### [Task to carry out]
Scan the data below for the string "name". Show every line where it turns up.

[Figure record listings]
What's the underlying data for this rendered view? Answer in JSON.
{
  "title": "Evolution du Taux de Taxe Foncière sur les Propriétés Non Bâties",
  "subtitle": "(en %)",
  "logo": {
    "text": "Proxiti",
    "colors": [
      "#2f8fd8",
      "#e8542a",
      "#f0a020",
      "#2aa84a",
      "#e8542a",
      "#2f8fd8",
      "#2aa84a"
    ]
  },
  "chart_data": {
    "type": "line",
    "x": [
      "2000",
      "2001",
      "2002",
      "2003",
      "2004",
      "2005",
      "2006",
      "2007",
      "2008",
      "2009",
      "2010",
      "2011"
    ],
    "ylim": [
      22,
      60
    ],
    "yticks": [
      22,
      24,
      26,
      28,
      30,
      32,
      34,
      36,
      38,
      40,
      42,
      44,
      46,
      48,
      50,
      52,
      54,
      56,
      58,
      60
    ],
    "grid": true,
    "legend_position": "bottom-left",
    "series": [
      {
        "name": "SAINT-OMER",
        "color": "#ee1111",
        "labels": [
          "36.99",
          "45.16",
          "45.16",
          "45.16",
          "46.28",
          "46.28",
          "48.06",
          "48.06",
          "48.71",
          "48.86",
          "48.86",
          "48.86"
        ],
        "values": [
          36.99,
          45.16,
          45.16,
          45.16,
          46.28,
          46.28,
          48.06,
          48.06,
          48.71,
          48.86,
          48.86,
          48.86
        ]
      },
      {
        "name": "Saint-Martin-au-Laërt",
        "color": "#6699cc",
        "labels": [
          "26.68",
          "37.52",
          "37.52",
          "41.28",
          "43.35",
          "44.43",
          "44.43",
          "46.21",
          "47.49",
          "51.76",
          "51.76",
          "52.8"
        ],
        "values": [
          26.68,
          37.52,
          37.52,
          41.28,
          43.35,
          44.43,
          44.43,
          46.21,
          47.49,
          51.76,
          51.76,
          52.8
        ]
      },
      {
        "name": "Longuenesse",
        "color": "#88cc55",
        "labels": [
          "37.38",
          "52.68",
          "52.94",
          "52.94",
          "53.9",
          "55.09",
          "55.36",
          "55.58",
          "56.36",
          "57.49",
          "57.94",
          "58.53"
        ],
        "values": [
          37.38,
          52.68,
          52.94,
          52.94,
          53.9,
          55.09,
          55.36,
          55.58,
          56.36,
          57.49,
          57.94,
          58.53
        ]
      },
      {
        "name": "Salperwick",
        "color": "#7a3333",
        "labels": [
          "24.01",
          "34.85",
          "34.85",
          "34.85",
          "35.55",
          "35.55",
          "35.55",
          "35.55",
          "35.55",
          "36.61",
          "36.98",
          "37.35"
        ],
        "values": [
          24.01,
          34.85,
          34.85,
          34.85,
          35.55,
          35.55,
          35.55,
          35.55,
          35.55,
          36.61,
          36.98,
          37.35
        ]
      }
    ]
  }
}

### [Solution]
        "name": "SAINT-OMER",
        "name": "Saint-Martin-au-Laërt",
        "name": "Longuenesse",
        "name": "Salperwick",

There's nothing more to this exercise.